Supplied entries>
[start]

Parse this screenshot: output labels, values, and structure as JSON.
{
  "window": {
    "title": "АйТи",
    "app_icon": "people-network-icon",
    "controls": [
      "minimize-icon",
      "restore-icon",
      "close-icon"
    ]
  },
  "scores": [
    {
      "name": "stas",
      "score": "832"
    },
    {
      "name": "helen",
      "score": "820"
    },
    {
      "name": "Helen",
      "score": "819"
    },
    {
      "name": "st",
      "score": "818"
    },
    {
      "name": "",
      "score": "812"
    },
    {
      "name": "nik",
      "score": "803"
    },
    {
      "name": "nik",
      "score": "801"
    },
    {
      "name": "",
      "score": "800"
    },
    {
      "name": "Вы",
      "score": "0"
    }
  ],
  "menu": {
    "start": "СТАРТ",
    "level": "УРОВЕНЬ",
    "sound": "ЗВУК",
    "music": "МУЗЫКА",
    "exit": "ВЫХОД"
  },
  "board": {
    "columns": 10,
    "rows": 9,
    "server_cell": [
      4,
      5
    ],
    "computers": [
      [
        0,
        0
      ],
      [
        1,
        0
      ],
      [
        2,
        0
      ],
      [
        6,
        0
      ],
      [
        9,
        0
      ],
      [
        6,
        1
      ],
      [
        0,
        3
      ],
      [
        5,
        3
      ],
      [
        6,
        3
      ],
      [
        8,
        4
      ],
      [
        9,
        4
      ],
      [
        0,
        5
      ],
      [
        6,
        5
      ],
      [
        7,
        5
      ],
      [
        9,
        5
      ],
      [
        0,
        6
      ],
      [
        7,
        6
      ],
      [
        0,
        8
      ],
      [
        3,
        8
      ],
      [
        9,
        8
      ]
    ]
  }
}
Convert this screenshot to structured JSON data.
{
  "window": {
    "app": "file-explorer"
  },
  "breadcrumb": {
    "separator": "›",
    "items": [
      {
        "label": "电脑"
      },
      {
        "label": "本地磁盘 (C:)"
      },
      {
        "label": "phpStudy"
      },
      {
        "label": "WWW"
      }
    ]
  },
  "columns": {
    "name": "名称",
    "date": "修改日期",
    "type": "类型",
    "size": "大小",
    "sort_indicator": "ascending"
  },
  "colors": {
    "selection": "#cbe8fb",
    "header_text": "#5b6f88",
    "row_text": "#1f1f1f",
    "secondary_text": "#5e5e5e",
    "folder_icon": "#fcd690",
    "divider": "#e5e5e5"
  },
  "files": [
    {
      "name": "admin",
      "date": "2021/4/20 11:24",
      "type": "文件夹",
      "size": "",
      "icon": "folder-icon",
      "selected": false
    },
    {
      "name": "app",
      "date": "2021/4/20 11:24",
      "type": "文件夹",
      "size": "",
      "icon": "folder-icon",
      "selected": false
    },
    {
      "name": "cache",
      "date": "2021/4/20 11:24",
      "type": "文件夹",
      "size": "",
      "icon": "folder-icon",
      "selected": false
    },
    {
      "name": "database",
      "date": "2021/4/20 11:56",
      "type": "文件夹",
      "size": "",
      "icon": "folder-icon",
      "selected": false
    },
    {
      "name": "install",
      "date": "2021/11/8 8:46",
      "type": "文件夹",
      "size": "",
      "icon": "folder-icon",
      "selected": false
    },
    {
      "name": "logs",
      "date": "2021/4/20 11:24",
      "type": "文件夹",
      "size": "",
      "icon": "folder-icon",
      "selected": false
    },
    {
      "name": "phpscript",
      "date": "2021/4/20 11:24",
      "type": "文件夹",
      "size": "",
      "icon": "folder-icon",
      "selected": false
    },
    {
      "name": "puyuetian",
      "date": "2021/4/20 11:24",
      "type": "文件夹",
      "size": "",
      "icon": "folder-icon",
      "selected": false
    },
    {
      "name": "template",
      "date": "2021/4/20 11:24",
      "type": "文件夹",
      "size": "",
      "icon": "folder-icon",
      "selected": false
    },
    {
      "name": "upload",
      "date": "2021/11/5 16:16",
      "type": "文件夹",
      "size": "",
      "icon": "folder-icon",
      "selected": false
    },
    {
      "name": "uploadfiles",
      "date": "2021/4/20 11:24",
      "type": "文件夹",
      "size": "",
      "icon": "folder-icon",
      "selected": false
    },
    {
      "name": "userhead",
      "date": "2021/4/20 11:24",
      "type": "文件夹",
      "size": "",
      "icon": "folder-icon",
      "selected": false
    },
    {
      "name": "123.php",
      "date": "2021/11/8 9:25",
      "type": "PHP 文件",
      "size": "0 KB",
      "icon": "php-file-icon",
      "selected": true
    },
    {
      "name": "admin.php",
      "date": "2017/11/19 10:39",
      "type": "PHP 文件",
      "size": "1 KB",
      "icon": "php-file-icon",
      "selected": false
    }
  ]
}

[end]

What the task requires>
Return each line of the data exactly as written above.

Response to this task>
Parse this screenshot: output labels, values, and structure as JSON.
{
  "window": {
    "title": "АйТи",
    "app_icon": "people-network-icon",
    "controls": [
      "minimize-icon",
      "restore-icon",
      "close-icon"
    ]
  },
  "scores": [
    {
      "name": "stas",
      "score": "832"
    },
    {
      "name": "helen",
      "score": "820"
    },
    {
      "name": "Helen",
      "score": "819"
    },
    {
      "name": "st",
      "score": "818"
    },
    {
      "name": "",
      "score": "812"
    },
    {
      "name": "nik",
      "score": "803"
    },
    {
      "name": "nik",
      "score": "801"
    },
    {
      "name": "",
      "score": "800"
    },
    {
      "name": "Вы",
      "score": "0"
    }
  ],
  "menu": {
    "start": "СТАРТ",
    "level": "УРОВЕНЬ",
    "sound": "ЗВУК",
    "music": "МУЗЫКА",
    "exit": "ВЫХОД"
  },
  "board": {
    "columns": 10,
    "rows": 9,
    "server_cell": [
      4,
      5
    ],
    "computers": [
      [
        0,
        0
      ],
      [
        1,
        0
      ],
      [
        2,
        0
      ],
      [
        6,
        0
      ],
      [
        9,
        0
      ],
      [
        6,
        1
      ],
      [
        0,
        3
      ],
      [
        5,
        3
      ],
      [
        6,
        3
      ],
      [
        8,
        4
      ],
      [
        9,
        4
      ],
      [
        0,
        5
      ],
      [
        6,
        5
      ],
      [
        7,
        5
      ],
      [
        9,
        5
      ],
      [
        0,
        6
      ],
      [
        7,
        6
      ],
      [
        0,
        8
      ],
      [
        3,
        8
      ],
      [
        9,
        8
      ]
    ]
  }
}
Convert this screenshot to structured JSON data.
{
  "window": {
    "app": "file-explorer"
  },
  "breadcrumb": {
    "separator": "›",
    "items": [
      {
        "label": "电脑"
      },
      {
        "label": "本地磁盘 (C:)"
      },
      {
        "label": "phpStudy"
      },
      {
        "label": "WWW"
      }
    ]
  },
  "columns": {
    "name": "名称",
    "date": "修改日期",
    "type": "类型",
    "size": "大小",
    "sort_indicator": "ascending"
  },
  "colors": {
    "selection": "#cbe8fb",
    "header_text": "#5b6f88",
    "row_text": "#1f1f1f",
    "secondary_text": "#5e5e5e",
    "folder_icon": "#fcd690",
    "divider": "#e5e5e5"
  },
  "files": [
    {
      "name": "admin",
      "date": "2021/4/20 11:24",
      "type": "文件夹",
      "size": "",
      "icon": "folder-icon",
      "selected": false
    },
    {
      "name": "app",
      "date": "2021/4/20 11:24",
      "type": "文件夹",
      "size": "",
      "icon": "folder-icon",
      "selected": false
    },
    {
      "name": "cache",
      "date": "2021/4/20 11:24",
      "type": "文件夹",
      "size": "",
      "icon": "folder-icon",
      "selected": false
    },
    {
      "name": "database",
      "date": "2021/4/20 11:56",
      "type": "文件夹",
      "size": "",
      "icon": "folder-icon",
      "selected": false
    },
    {
      "name": "install",
      "date": "2021/11/8 8:46",
      "type": "文件夹",
      "size": "",
      "icon": "folder-icon",
      "selected": false
    },
    {
      "name": "logs",
      "date": "2021/4/20 11:24",
      "type": "文件夹",
      "size": "",
      "icon": "folder-icon",
      "selected": false
    },
    {
      "name": "phpscript",
      "date": "2021/4/20 11:24",
      "type": "文件夹",
      "size": "",
      "icon": "folder-icon",
      "selected": false
    },
    {
      "name": "puyuetian",
      "date": "2021/4/20 11:24",
      "type": "文件夹",
      "size": "",
      "icon": "folder-icon",
      "selected": false
    },
    {
      "name": "template",
      "date": "2021/4/20 11:24",
      "type": "文件夹",
      "size": "",
      "icon": "folder-icon",
      "selected": false
    },
    {
      "name": "upload",
      "date": "2021/11/5 16:16",
      "type": "文件夹",
      "size": "",
      "icon": "folder-icon",
      "selected": false
    },
    {
      "name": "uploadfiles",
      "date": "2021/4/20 11:24",
      "type": "文件夹",
      "size": "",
      "icon": "folder-icon",
      "selected": false
    },
    {
      "name": "userhead",
      "date": "2021/4/20 11:24",
      "type": "文件夹",
      "size": "",
      "icon": "folder-icon",
      "selected": false
    },
    {
      "name": "123.php",
      "date": "2021/11/8 9:25",
      "type": "PHP 文件",
      "size": "0 KB",
      "icon": "php-file-icon",
      "selected": true
    },
    {
      "name": "admin.php",
      "date": "2017/11/19 10:39",
      "type": "PHP 文件",
      "size": "1 KB",
      "icon": "php-file-icon",
      "selected": false
    }
  ]
}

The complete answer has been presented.